= The request =
Copy out all lines of the records in which the word "document" appears.

= Collected data entries =

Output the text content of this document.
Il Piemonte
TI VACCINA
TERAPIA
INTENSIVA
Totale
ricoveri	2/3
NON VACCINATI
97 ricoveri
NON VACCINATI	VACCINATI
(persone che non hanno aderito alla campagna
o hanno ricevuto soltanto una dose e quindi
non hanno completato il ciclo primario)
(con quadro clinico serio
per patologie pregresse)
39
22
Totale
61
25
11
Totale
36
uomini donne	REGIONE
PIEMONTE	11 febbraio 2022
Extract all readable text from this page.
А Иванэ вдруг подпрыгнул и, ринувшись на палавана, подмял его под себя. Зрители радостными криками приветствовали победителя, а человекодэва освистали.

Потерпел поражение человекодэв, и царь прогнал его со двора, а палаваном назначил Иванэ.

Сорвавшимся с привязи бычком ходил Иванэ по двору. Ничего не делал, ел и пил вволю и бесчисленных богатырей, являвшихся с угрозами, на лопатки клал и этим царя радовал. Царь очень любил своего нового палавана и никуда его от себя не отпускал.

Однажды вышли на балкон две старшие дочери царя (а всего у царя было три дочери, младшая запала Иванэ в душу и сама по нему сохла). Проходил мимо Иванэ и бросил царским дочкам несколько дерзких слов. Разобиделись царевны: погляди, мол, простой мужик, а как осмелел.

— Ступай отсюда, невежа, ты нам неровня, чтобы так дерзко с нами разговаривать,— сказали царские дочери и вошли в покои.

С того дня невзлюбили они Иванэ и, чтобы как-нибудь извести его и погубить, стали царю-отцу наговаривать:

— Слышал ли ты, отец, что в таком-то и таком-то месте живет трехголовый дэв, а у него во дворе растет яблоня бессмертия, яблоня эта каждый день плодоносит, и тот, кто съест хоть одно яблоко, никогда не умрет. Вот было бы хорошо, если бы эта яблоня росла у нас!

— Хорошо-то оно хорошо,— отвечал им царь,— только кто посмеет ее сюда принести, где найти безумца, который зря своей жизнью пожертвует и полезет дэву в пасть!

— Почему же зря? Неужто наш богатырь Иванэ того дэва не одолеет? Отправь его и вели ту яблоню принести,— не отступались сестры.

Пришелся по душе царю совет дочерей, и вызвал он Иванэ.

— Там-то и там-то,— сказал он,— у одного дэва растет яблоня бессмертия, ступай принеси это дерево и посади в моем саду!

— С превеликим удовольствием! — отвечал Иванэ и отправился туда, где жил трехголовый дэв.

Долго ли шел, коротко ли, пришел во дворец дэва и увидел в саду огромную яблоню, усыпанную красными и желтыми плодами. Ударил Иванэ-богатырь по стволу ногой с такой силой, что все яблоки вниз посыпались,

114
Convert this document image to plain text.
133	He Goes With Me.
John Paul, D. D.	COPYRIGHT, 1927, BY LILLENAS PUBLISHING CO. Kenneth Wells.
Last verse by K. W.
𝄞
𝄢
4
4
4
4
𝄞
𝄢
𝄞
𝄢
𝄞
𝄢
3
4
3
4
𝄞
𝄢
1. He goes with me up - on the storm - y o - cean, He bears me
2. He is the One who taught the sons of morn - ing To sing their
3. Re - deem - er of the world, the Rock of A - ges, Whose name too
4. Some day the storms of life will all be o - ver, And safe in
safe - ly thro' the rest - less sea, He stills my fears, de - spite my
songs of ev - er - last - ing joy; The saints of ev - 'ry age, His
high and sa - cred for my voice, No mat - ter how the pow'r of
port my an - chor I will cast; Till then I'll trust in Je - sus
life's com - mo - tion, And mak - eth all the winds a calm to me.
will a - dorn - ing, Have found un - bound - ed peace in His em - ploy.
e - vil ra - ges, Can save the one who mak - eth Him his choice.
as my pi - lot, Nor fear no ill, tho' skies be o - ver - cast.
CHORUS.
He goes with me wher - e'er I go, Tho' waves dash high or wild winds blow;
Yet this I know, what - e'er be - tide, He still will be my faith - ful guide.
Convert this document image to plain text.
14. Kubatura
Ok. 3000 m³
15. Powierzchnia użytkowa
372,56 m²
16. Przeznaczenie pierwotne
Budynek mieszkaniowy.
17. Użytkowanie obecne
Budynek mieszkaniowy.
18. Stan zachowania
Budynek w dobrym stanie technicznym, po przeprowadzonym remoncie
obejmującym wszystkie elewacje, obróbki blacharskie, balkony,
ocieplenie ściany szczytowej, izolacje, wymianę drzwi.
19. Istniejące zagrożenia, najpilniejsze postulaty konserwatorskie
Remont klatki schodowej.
==
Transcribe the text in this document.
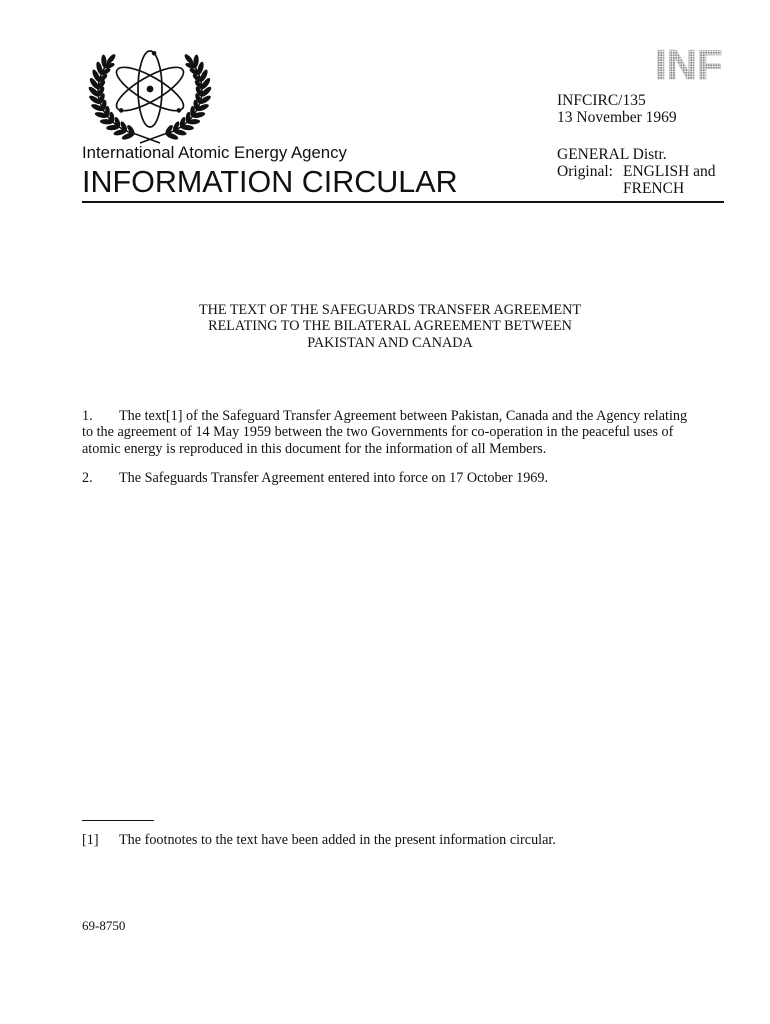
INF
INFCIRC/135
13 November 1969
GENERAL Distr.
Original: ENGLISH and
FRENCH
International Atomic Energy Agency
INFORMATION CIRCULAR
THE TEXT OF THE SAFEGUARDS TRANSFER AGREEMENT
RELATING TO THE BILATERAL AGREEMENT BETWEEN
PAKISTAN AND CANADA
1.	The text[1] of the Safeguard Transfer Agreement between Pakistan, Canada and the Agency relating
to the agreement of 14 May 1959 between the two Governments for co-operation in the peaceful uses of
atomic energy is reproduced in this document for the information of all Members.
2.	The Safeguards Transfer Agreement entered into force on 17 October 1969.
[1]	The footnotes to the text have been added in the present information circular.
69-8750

= Written answer =
Output the text content of this document.
Convert this document image to plain text.
Convert this document image to plain text.
Transcribe the text in this document.
atomic energy is reproduced in this document for the information of all Members.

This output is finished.